### SET TASK:
Read the records below. Copy each line where the string "legend" occurs.

### MATERIALS PROVIDED:
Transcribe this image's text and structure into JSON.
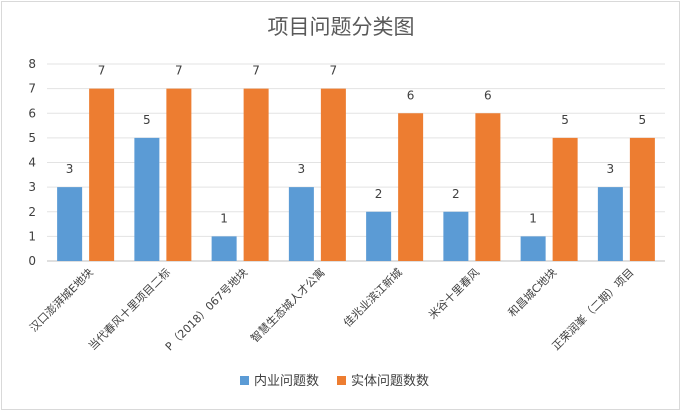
{
  "chart_data": {
    "type": "bar",
    "title": "项目问题分类图",
    "categories": [
      "汉口澎湃城E地块",
      "当代春风十里项目二标",
      "P（2018）067号地块",
      "智慧生态城人才公寓",
      "佳兆业滨江新城",
      "米谷十里春风",
      "和昌城C地块",
      "正荣润峯（二期）项目"
    ],
    "series": [
      {
        "name": "内业问题数",
        "values": [
          3,
          5,
          1,
          3,
          2,
          2,
          1,
          3
        ],
        "color": "#5b9bd5"
      },
      {
        "name": "实体问题数数",
        "values": [
          7,
          7,
          7,
          7,
          6,
          6,
          5,
          5
        ],
        "color": "#ed7d31"
      }
    ],
    "ylim": [
      0,
      8
    ],
    "yticks": [
      0,
      1,
      2,
      3,
      4,
      5,
      6,
      7,
      8
    ],
    "grid": true,
    "legend": "bottom",
    "xlabel": "",
    "ylabel": ""
  }
}
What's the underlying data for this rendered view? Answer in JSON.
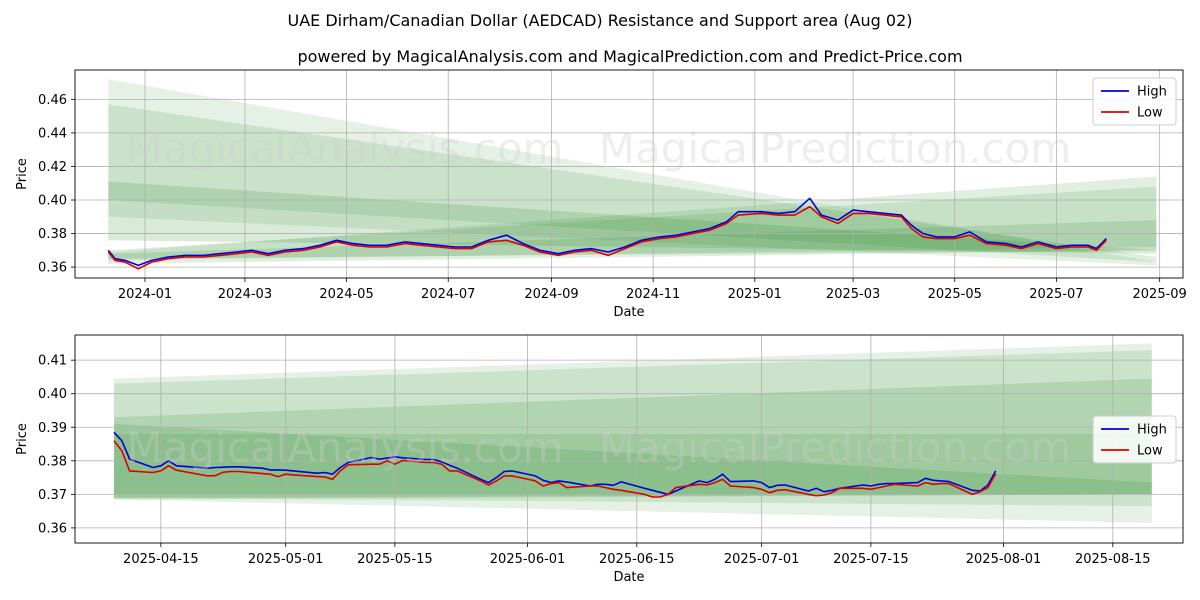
{
  "title": "UAE Dirham/Canadian Dollar (AEDCAD) Resistance and Support area (Aug 02)",
  "subtitle": "powered by MagicalAnalysis.com and MagicalPrediction.com and Predict-Price.com",
  "watermark": [
    "MagicalAnalysis.com",
    "MagicalPrediction.com"
  ],
  "colors": {
    "high": "#0000dd",
    "low": "#dd0000",
    "band": "#2e8b2e",
    "grid": "#b0b0b0"
  },
  "chart_data": [
    {
      "type": "line",
      "xlabel": "Date",
      "ylabel": "Price",
      "xlim": [
        "2023-11-20",
        "2025-09-15"
      ],
      "ylim": [
        0.3535,
        0.4775
      ],
      "xticks": [
        "2024-01-01",
        "2024-03-01",
        "2024-05-01",
        "2024-07-01",
        "2024-09-01",
        "2024-11-01",
        "2025-01-01",
        "2025-03-01",
        "2025-05-01",
        "2025-07-01",
        "2025-09-01"
      ],
      "xtick_labels": [
        "2024-01",
        "2024-03",
        "2024-05",
        "2024-07",
        "2024-09",
        "2024-11",
        "2025-01",
        "2025-03",
        "2025-05",
        "2025-07",
        "2025-09"
      ],
      "yticks": [
        0.36,
        0.38,
        0.4,
        0.42,
        0.44,
        0.46
      ],
      "ytick_labels": [
        "0.36",
        "0.38",
        "0.40",
        "0.42",
        "0.44",
        "0.46"
      ],
      "grid": true,
      "legend": "top-right",
      "bands": [
        {
          "x": [
            "2023-12-10",
            "2025-08-30"
          ],
          "top": [
            0.472,
            0.363
          ],
          "bottom": [
            0.39,
            0.361
          ],
          "opacity": 0.12
        },
        {
          "x": [
            "2023-12-10",
            "2025-08-30"
          ],
          "top": [
            0.457,
            0.366
          ],
          "bottom": [
            0.4,
            0.363
          ],
          "opacity": 0.15
        },
        {
          "x": [
            "2023-12-10",
            "2025-08-30"
          ],
          "top": [
            0.411,
            0.37
          ],
          "bottom": [
            0.376,
            0.368
          ],
          "opacity": 0.18
        },
        {
          "x": [
            "2023-12-10",
            "2025-08-30"
          ],
          "top": [
            0.369,
            0.414
          ],
          "bottom": [
            0.362,
            0.37
          ],
          "opacity": 0.14
        },
        {
          "x": [
            "2023-12-10",
            "2025-08-30"
          ],
          "top": [
            0.37,
            0.408
          ],
          "bottom": [
            0.364,
            0.372
          ],
          "opacity": 0.14
        },
        {
          "x": [
            "2023-12-10",
            "2025-08-30"
          ],
          "top": [
            0.368,
            0.388
          ],
          "bottom": [
            0.365,
            0.37
          ],
          "opacity": 0.16
        }
      ],
      "series": [
        {
          "name": "High",
          "color": "#0000dd",
          "x": [
            "2023-12-10",
            "2023-12-14",
            "2023-12-20",
            "2023-12-28",
            "2024-01-05",
            "2024-01-15",
            "2024-01-25",
            "2024-02-05",
            "2024-02-15",
            "2024-02-25",
            "2024-03-05",
            "2024-03-15",
            "2024-03-25",
            "2024-04-05",
            "2024-04-15",
            "2024-04-25",
            "2024-05-05",
            "2024-05-15",
            "2024-05-25",
            "2024-06-05",
            "2024-06-15",
            "2024-06-25",
            "2024-07-05",
            "2024-07-15",
            "2024-07-25",
            "2024-08-05",
            "2024-08-15",
            "2024-08-25",
            "2024-09-05",
            "2024-09-15",
            "2024-09-25",
            "2024-10-05",
            "2024-10-15",
            "2024-10-25",
            "2024-11-05",
            "2024-11-15",
            "2024-11-25",
            "2024-12-05",
            "2024-12-15",
            "2024-12-22",
            "2025-01-05",
            "2025-01-15",
            "2025-01-25",
            "2025-02-03",
            "2025-02-10",
            "2025-02-20",
            "2025-03-01",
            "2025-03-10",
            "2025-03-20",
            "2025-03-30",
            "2025-04-05",
            "2025-04-09",
            "2025-04-12",
            "2025-04-20",
            "2025-05-01",
            "2025-05-10",
            "2025-05-20",
            "2025-06-01",
            "2025-06-10",
            "2025-06-20",
            "2025-07-01",
            "2025-07-10",
            "2025-07-20",
            "2025-07-25",
            "2025-07-31"
          ],
          "y": [
            0.37,
            0.365,
            0.364,
            0.361,
            0.364,
            0.366,
            0.367,
            0.367,
            0.368,
            0.369,
            0.37,
            0.368,
            0.37,
            0.371,
            0.373,
            0.376,
            0.374,
            0.373,
            0.373,
            0.375,
            0.374,
            0.373,
            0.372,
            0.372,
            0.376,
            0.379,
            0.374,
            0.37,
            0.368,
            0.37,
            0.371,
            0.369,
            0.372,
            0.376,
            0.378,
            0.379,
            0.381,
            0.383,
            0.387,
            0.393,
            0.393,
            0.392,
            0.393,
            0.401,
            0.391,
            0.388,
            0.394,
            0.393,
            0.392,
            0.391,
            0.385,
            0.382,
            0.38,
            0.378,
            0.378,
            0.381,
            0.375,
            0.374,
            0.372,
            0.375,
            0.372,
            0.373,
            0.373,
            0.371,
            0.377
          ]
        },
        {
          "name": "Low",
          "color": "#dd0000",
          "x": [
            "2023-12-10",
            "2023-12-14",
            "2023-12-20",
            "2023-12-28",
            "2024-01-05",
            "2024-01-15",
            "2024-01-25",
            "2024-02-05",
            "2024-02-15",
            "2024-02-25",
            "2024-03-05",
            "2024-03-15",
            "2024-03-25",
            "2024-04-05",
            "2024-04-15",
            "2024-04-25",
            "2024-05-05",
            "2024-05-15",
            "2024-05-25",
            "2024-06-05",
            "2024-06-15",
            "2024-06-25",
            "2024-07-05",
            "2024-07-15",
            "2024-07-25",
            "2024-08-05",
            "2024-08-15",
            "2024-08-25",
            "2024-09-05",
            "2024-09-15",
            "2024-09-25",
            "2024-10-05",
            "2024-10-15",
            "2024-10-25",
            "2024-11-05",
            "2024-11-15",
            "2024-11-25",
            "2024-12-05",
            "2024-12-15",
            "2024-12-22",
            "2025-01-05",
            "2025-01-15",
            "2025-01-25",
            "2025-02-03",
            "2025-02-10",
            "2025-02-20",
            "2025-03-01",
            "2025-03-10",
            "2025-03-20",
            "2025-03-30",
            "2025-04-05",
            "2025-04-09",
            "2025-04-12",
            "2025-04-20",
            "2025-05-01",
            "2025-05-10",
            "2025-05-20",
            "2025-06-01",
            "2025-06-10",
            "2025-06-20",
            "2025-07-01",
            "2025-07-10",
            "2025-07-20",
            "2025-07-25",
            "2025-07-31"
          ],
          "y": [
            0.369,
            0.364,
            0.363,
            0.359,
            0.363,
            0.365,
            0.366,
            0.366,
            0.367,
            0.368,
            0.369,
            0.367,
            0.369,
            0.37,
            0.372,
            0.375,
            0.373,
            0.372,
            0.372,
            0.374,
            0.373,
            0.372,
            0.371,
            0.371,
            0.375,
            0.376,
            0.373,
            0.369,
            0.367,
            0.369,
            0.37,
            0.367,
            0.371,
            0.375,
            0.377,
            0.378,
            0.38,
            0.382,
            0.386,
            0.391,
            0.392,
            0.391,
            0.391,
            0.396,
            0.39,
            0.386,
            0.392,
            0.392,
            0.391,
            0.39,
            0.383,
            0.38,
            0.378,
            0.377,
            0.377,
            0.379,
            0.374,
            0.373,
            0.371,
            0.374,
            0.371,
            0.372,
            0.372,
            0.37,
            0.376
          ]
        }
      ]
    },
    {
      "type": "line",
      "xlabel": "Date",
      "ylabel": "Price",
      "xlim": [
        "2025-04-04",
        "2025-08-24"
      ],
      "ylim": [
        0.3555,
        0.4175
      ],
      "xticks": [
        "2025-04-15",
        "2025-05-01",
        "2025-05-15",
        "2025-06-01",
        "2025-06-15",
        "2025-07-01",
        "2025-07-15",
        "2025-08-01",
        "2025-08-15"
      ],
      "xtick_labels": [
        "2025-04-15",
        "2025-05-01",
        "2025-05-15",
        "2025-06-01",
        "2025-06-15",
        "2025-07-01",
        "2025-07-15",
        "2025-08-01",
        "2025-08-15"
      ],
      "yticks": [
        0.36,
        0.37,
        0.38,
        0.39,
        0.4,
        0.41
      ],
      "ytick_labels": [
        "0.36",
        "0.37",
        "0.38",
        "0.39",
        "0.40",
        "0.41"
      ],
      "grid": true,
      "legend": "center-right",
      "bands": [
        {
          "x": [
            "2025-04-09",
            "2025-08-20"
          ],
          "top": [
            0.4045,
            0.415
          ],
          "bottom": [
            0.3685,
            0.3615
          ],
          "opacity": 0.12
        },
        {
          "x": [
            "2025-04-09",
            "2025-08-20"
          ],
          "top": [
            0.403,
            0.413
          ],
          "bottom": [
            0.369,
            0.3665
          ],
          "opacity": 0.14
        },
        {
          "x": [
            "2025-04-09",
            "2025-08-20"
          ],
          "top": [
            0.393,
            0.4045
          ],
          "bottom": [
            0.3685,
            0.37
          ],
          "opacity": 0.16
        },
        {
          "x": [
            "2025-04-09",
            "2025-08-20"
          ],
          "top": [
            0.391,
            0.3735
          ],
          "bottom": [
            0.369,
            0.37
          ],
          "opacity": 0.16
        },
        {
          "x": [
            "2025-04-09",
            "2025-08-20"
          ],
          "top": [
            0.388,
            0.388
          ],
          "bottom": [
            0.37,
            0.37
          ],
          "opacity": 0.14
        }
      ],
      "series": [
        {
          "name": "High",
          "color": "#0000dd",
          "x": [
            "2025-04-09",
            "2025-04-10",
            "2025-04-11",
            "2025-04-14",
            "2025-04-15",
            "2025-04-16",
            "2025-04-17",
            "2025-04-21",
            "2025-04-22",
            "2025-04-23",
            "2025-04-24",
            "2025-04-25",
            "2025-04-28",
            "2025-04-29",
            "2025-04-30",
            "2025-05-01",
            "2025-05-02",
            "2025-05-05",
            "2025-05-06",
            "2025-05-07",
            "2025-05-08",
            "2025-05-09",
            "2025-05-12",
            "2025-05-13",
            "2025-05-14",
            "2025-05-15",
            "2025-05-16",
            "2025-05-19",
            "2025-05-20",
            "2025-05-21",
            "2025-05-22",
            "2025-05-23",
            "2025-05-26",
            "2025-05-27",
            "2025-05-28",
            "2025-05-29",
            "2025-05-30",
            "2025-06-02",
            "2025-06-03",
            "2025-06-04",
            "2025-06-05",
            "2025-06-06",
            "2025-06-09",
            "2025-06-10",
            "2025-06-11",
            "2025-06-12",
            "2025-06-13",
            "2025-06-16",
            "2025-06-17",
            "2025-06-18",
            "2025-06-19",
            "2025-06-20",
            "2025-06-23",
            "2025-06-24",
            "2025-06-25",
            "2025-06-26",
            "2025-06-27",
            "2025-06-30",
            "2025-07-01",
            "2025-07-02",
            "2025-07-03",
            "2025-07-04",
            "2025-07-07",
            "2025-07-08",
            "2025-07-09",
            "2025-07-10",
            "2025-07-11",
            "2025-07-14",
            "2025-07-15",
            "2025-07-16",
            "2025-07-17",
            "2025-07-18",
            "2025-07-21",
            "2025-07-22",
            "2025-07-23",
            "2025-07-24",
            "2025-07-25",
            "2025-07-28",
            "2025-07-29",
            "2025-07-30",
            "2025-07-31"
          ],
          "y": [
            0.3885,
            0.386,
            0.3805,
            0.378,
            0.3785,
            0.38,
            0.3785,
            0.3778,
            0.378,
            0.3781,
            0.3782,
            0.3782,
            0.3778,
            0.3773,
            0.3773,
            0.3772,
            0.377,
            0.3763,
            0.3765,
            0.376,
            0.378,
            0.3795,
            0.381,
            0.3805,
            0.3808,
            0.3812,
            0.3809,
            0.3804,
            0.3804,
            0.3797,
            0.3787,
            0.3778,
            0.3745,
            0.3735,
            0.375,
            0.3768,
            0.377,
            0.3755,
            0.3742,
            0.3735,
            0.374,
            0.3737,
            0.3725,
            0.373,
            0.373,
            0.3727,
            0.3737,
            0.3718,
            0.3712,
            0.3706,
            0.37,
            0.371,
            0.374,
            0.3735,
            0.3745,
            0.376,
            0.3738,
            0.374,
            0.3735,
            0.372,
            0.3727,
            0.3728,
            0.371,
            0.3718,
            0.3708,
            0.3712,
            0.3718,
            0.3728,
            0.3725,
            0.373,
            0.3732,
            0.3732,
            0.3735,
            0.3748,
            0.3742,
            0.374,
            0.3738,
            0.3712,
            0.371,
            0.3728,
            0.377
          ]
        },
        {
          "name": "Low",
          "color": "#dd0000",
          "x": [
            "2025-04-09",
            "2025-04-10",
            "2025-04-11",
            "2025-04-14",
            "2025-04-15",
            "2025-04-16",
            "2025-04-17",
            "2025-04-21",
            "2025-04-22",
            "2025-04-23",
            "2025-04-24",
            "2025-04-25",
            "2025-04-28",
            "2025-04-29",
            "2025-04-30",
            "2025-05-01",
            "2025-05-02",
            "2025-05-05",
            "2025-05-06",
            "2025-05-07",
            "2025-05-08",
            "2025-05-09",
            "2025-05-12",
            "2025-05-13",
            "2025-05-14",
            "2025-05-15",
            "2025-05-16",
            "2025-05-19",
            "2025-05-20",
            "2025-05-21",
            "2025-05-22",
            "2025-05-23",
            "2025-05-26",
            "2025-05-27",
            "2025-05-28",
            "2025-05-29",
            "2025-05-30",
            "2025-06-02",
            "2025-06-03",
            "2025-06-04",
            "2025-06-05",
            "2025-06-06",
            "2025-06-09",
            "2025-06-10",
            "2025-06-11",
            "2025-06-12",
            "2025-06-13",
            "2025-06-16",
            "2025-06-17",
            "2025-06-18",
            "2025-06-19",
            "2025-06-20",
            "2025-06-23",
            "2025-06-24",
            "2025-06-25",
            "2025-06-26",
            "2025-06-27",
            "2025-06-30",
            "2025-07-01",
            "2025-07-02",
            "2025-07-03",
            "2025-07-04",
            "2025-07-07",
            "2025-07-08",
            "2025-07-09",
            "2025-07-10",
            "2025-07-11",
            "2025-07-14",
            "2025-07-15",
            "2025-07-16",
            "2025-07-17",
            "2025-07-18",
            "2025-07-21",
            "2025-07-22",
            "2025-07-23",
            "2025-07-24",
            "2025-07-25",
            "2025-07-28",
            "2025-07-29",
            "2025-07-30",
            "2025-07-31"
          ],
          "y": [
            0.386,
            0.383,
            0.377,
            0.3765,
            0.377,
            0.3785,
            0.3772,
            0.3755,
            0.3756,
            0.3766,
            0.3768,
            0.3768,
            0.3762,
            0.376,
            0.3753,
            0.376,
            0.3758,
            0.3753,
            0.3752,
            0.3745,
            0.377,
            0.3788,
            0.379,
            0.379,
            0.38,
            0.379,
            0.3801,
            0.3795,
            0.3795,
            0.379,
            0.377,
            0.377,
            0.374,
            0.3728,
            0.374,
            0.3755,
            0.3755,
            0.374,
            0.3725,
            0.3732,
            0.3735,
            0.372,
            0.3725,
            0.3725,
            0.372,
            0.3715,
            0.3712,
            0.37,
            0.3692,
            0.3692,
            0.37,
            0.372,
            0.373,
            0.3728,
            0.3735,
            0.3745,
            0.3725,
            0.372,
            0.3715,
            0.3705,
            0.3712,
            0.3714,
            0.37,
            0.3696,
            0.3698,
            0.3705,
            0.3718,
            0.3718,
            0.3715,
            0.372,
            0.3725,
            0.373,
            0.3725,
            0.3735,
            0.373,
            0.3732,
            0.3732,
            0.37,
            0.3708,
            0.372,
            0.3762
          ]
        }
      ]
    }
  ]
}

### COMPLETED EXERCISE:
    "legend": "bottom",
      "legend": "top-right",
      "legend": "center-right",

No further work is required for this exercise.